## begin Data in this exercise
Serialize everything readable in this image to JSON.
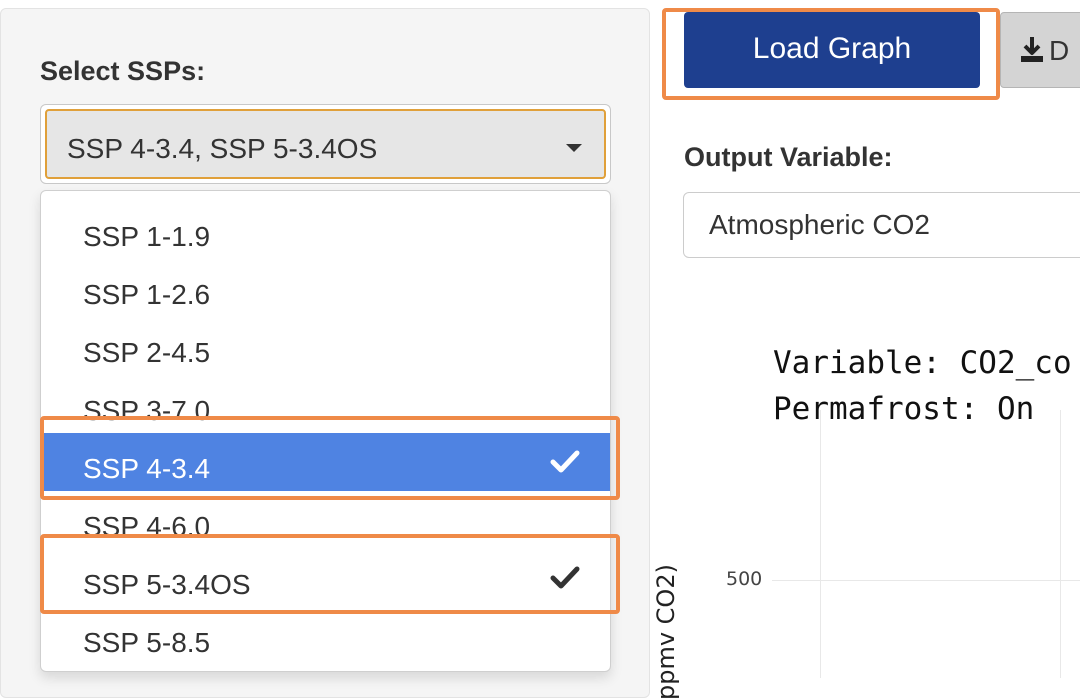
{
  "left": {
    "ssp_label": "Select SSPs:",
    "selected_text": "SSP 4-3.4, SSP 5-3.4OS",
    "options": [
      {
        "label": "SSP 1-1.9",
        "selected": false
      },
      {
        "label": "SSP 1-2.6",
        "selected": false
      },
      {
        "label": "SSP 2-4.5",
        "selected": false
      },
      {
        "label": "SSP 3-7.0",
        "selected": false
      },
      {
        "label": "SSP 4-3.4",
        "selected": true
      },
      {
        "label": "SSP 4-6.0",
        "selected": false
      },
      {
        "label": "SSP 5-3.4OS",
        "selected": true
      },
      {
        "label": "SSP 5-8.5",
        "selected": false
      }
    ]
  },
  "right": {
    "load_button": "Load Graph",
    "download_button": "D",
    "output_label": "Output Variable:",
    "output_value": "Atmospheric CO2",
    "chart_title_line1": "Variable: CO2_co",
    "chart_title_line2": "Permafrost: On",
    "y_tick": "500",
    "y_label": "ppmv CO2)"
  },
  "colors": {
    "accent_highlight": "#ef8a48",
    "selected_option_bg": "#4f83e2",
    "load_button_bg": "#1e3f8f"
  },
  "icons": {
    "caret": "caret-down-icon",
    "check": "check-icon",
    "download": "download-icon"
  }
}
## end Data in this exercise
## begin Data in this exercise
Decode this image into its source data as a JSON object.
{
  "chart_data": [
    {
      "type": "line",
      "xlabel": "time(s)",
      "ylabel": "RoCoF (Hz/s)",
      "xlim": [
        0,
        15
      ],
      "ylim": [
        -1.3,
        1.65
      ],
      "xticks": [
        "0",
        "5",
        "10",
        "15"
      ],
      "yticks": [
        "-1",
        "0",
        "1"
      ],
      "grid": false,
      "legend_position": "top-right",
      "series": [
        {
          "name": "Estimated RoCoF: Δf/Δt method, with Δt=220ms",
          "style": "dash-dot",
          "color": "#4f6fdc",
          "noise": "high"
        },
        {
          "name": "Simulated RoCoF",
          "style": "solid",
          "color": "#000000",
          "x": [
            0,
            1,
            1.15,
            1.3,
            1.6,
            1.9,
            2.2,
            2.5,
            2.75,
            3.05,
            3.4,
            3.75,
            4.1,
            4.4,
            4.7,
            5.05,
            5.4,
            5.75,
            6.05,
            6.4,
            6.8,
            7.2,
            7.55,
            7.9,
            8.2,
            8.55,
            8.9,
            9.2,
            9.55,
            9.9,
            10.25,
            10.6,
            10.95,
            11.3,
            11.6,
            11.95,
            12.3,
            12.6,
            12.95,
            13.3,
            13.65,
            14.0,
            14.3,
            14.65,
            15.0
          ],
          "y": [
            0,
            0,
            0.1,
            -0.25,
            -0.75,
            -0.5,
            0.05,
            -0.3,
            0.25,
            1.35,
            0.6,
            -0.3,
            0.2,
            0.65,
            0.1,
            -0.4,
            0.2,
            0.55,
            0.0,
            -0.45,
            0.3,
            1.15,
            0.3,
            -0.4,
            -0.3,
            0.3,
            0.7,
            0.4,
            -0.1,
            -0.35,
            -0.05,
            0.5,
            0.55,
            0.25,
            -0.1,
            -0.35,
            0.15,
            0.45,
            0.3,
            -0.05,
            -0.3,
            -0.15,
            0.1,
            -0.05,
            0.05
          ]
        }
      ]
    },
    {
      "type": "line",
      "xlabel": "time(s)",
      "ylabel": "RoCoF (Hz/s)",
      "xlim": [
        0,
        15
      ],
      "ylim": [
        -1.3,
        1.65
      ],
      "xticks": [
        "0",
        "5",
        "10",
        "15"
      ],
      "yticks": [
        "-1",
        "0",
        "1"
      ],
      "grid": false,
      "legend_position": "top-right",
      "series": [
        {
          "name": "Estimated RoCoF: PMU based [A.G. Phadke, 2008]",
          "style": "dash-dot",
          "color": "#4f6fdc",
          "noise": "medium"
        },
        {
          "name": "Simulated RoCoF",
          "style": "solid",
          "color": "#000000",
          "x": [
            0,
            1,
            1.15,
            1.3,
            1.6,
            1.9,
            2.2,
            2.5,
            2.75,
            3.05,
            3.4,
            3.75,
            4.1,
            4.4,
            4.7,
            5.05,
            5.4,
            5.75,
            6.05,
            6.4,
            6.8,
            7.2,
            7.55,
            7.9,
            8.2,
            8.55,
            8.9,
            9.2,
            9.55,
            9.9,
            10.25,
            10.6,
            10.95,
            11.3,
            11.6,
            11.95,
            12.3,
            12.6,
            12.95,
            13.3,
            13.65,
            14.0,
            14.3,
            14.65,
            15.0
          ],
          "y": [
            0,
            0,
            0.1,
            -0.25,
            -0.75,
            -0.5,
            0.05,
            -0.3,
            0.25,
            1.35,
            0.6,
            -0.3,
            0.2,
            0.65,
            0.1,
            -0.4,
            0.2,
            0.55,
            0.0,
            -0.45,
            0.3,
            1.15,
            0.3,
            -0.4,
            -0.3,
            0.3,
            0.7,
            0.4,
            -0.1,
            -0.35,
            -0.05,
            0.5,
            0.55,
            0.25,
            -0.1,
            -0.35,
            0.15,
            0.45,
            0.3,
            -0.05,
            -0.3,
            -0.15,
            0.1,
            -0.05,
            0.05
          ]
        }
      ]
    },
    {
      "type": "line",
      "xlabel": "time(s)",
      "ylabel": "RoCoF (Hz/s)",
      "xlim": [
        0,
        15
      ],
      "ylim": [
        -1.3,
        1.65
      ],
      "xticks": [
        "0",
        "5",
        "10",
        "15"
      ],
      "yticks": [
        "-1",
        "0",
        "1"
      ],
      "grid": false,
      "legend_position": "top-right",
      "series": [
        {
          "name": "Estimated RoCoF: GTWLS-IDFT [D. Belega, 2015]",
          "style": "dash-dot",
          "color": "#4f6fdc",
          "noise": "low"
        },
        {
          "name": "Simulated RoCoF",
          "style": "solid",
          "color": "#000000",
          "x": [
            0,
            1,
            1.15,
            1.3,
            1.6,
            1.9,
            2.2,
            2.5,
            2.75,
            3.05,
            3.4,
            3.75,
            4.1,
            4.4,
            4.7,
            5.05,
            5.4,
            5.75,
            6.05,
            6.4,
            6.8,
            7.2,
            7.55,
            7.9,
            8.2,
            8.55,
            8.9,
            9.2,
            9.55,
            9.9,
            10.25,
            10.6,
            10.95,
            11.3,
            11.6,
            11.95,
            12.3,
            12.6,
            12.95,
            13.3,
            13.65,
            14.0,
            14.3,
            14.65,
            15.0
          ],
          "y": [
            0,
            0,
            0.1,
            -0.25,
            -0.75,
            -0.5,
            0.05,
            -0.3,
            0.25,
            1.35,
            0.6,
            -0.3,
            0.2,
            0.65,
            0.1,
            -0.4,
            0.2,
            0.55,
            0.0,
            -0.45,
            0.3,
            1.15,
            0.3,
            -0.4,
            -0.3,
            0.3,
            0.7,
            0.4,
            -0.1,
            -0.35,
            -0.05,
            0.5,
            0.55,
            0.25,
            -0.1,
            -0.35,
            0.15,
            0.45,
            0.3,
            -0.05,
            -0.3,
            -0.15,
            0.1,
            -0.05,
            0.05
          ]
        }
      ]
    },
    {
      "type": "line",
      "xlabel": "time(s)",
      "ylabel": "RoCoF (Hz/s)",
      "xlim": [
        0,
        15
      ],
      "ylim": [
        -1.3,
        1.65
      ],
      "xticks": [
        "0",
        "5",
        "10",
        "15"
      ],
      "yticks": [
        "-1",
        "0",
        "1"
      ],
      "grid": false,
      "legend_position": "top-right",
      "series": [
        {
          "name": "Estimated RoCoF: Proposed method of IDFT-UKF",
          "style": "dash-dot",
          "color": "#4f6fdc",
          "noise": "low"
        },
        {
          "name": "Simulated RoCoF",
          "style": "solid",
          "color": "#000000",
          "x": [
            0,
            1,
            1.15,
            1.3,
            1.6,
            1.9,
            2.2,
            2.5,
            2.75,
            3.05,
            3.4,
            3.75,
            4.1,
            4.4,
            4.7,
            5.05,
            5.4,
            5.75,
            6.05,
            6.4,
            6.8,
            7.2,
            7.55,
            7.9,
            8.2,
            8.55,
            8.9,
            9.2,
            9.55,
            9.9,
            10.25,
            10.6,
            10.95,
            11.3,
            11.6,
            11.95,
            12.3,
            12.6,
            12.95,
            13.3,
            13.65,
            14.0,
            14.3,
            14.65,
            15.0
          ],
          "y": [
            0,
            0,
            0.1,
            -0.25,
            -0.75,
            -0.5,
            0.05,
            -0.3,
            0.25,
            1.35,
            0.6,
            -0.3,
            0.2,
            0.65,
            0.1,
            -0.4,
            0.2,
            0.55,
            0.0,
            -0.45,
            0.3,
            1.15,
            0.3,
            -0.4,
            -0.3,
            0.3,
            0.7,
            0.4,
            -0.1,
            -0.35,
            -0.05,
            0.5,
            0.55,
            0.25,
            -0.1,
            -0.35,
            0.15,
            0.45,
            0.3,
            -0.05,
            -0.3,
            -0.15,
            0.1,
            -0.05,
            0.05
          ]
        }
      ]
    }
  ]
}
## end Data in this exercise
▶ **Exercise goal**
Give the number of lines above that hold the word "Estimated", and nothing more.

▶ **Solution**
4